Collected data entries
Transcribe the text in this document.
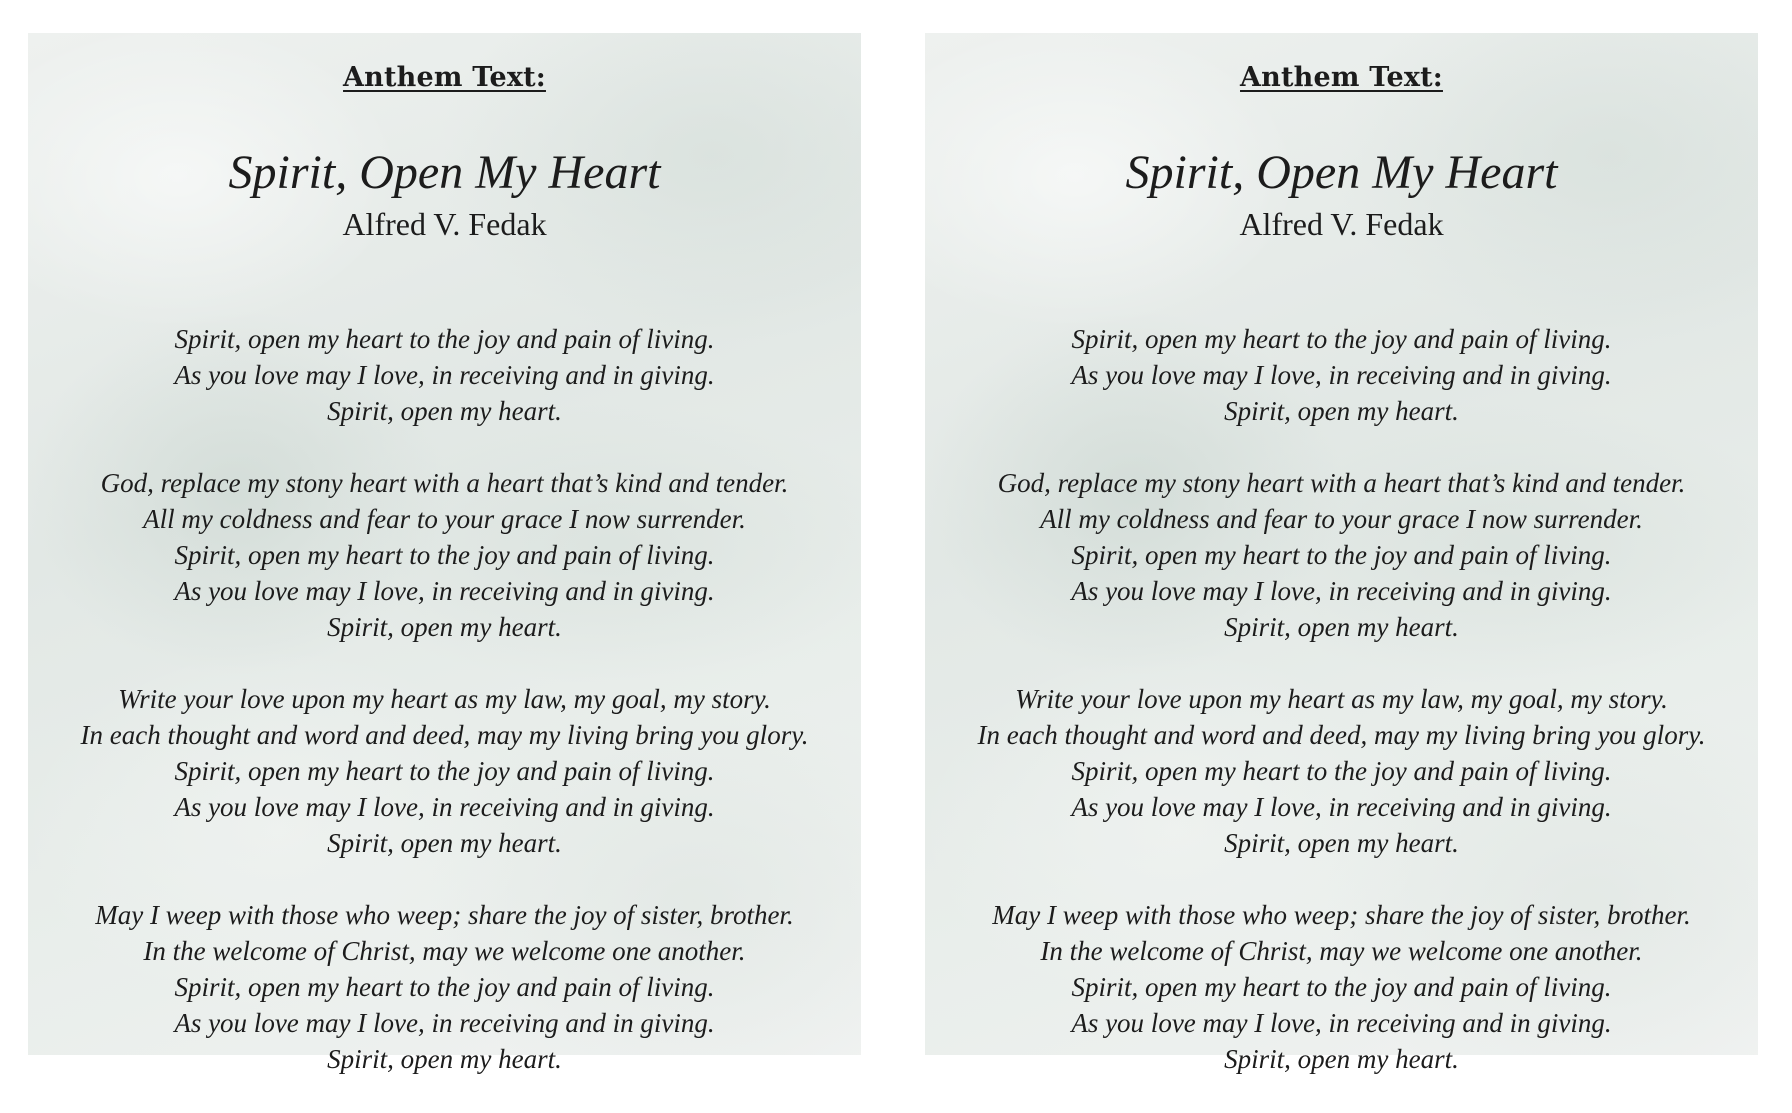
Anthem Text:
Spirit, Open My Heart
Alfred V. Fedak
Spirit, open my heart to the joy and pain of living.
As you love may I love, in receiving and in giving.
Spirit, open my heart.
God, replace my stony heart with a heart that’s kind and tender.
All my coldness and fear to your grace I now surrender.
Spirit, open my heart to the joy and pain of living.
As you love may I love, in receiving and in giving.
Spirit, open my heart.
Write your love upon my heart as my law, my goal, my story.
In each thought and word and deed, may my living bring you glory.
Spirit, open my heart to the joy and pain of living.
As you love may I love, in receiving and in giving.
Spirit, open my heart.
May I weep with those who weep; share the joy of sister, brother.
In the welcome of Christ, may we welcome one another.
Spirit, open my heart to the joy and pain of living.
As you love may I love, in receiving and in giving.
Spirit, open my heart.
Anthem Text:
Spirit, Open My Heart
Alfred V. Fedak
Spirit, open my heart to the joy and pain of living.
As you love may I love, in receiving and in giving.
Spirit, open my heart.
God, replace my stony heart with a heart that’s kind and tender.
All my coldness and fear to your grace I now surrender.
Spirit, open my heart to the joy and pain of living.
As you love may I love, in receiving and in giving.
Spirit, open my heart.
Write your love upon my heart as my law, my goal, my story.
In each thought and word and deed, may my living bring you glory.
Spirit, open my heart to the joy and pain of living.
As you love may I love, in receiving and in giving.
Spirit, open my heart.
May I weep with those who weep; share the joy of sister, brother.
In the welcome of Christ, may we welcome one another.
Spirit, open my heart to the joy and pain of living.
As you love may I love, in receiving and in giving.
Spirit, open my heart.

# EXERCISE DETAILS
Return the material word for word. Pictures are not part of the copy.

# EXERCISE RESPONSE
Transcribe the text in this document.
Anthem Text:
Spirit, Open My Heart
Alfred V. Fedak
Spirit, open my heart to the joy and pain of living.
As you love may I love, in receiving and in giving.
Spirit, open my heart.
God, replace my stony heart with a heart that’s kind and tender.
All my coldness and fear to your grace I now surrender.
Spirit, open my heart to the joy and pain of living.
As you love may I love, in receiving and in giving.
Spirit, open my heart.
Write your love upon my heart as my law, my goal, my story.
In each thought and word and deed, may my living bring you glory.
Spirit, open my heart to the joy and pain of living.
As you love may I love, in receiving and in giving.
Spirit, open my heart.
May I weep with those who weep; share the joy of sister, brother.
In the welcome of Christ, may we welcome one another.
Spirit, open my heart to the joy and pain of living.
As you love may I love, in receiving and in giving.
Spirit, open my heart.
Anthem Text:
Spirit, Open My Heart
Alfred V. Fedak
Spirit, open my heart to the joy and pain of living.
As you love may I love, in receiving and in giving.
Spirit, open my heart.
God, replace my stony heart with a heart that’s kind and tender.
All my coldness and fear to your grace I now surrender.
Spirit, open my heart to the joy and pain of living.
As you love may I love, in receiving and in giving.
Spirit, open my heart.
Write your love upon my heart as my law, my goal, my story.
In each thought and word and deed, may my living bring you glory.
Spirit, open my heart to the joy and pain of living.
As you love may I love, in receiving and in giving.
Spirit, open my heart.
May I weep with those who weep; share the joy of sister, brother.
In the welcome of Christ, may we welcome one another.
Spirit, open my heart to the joy and pain of living.
As you love may I love, in receiving and in giving.
Spirit, open my heart.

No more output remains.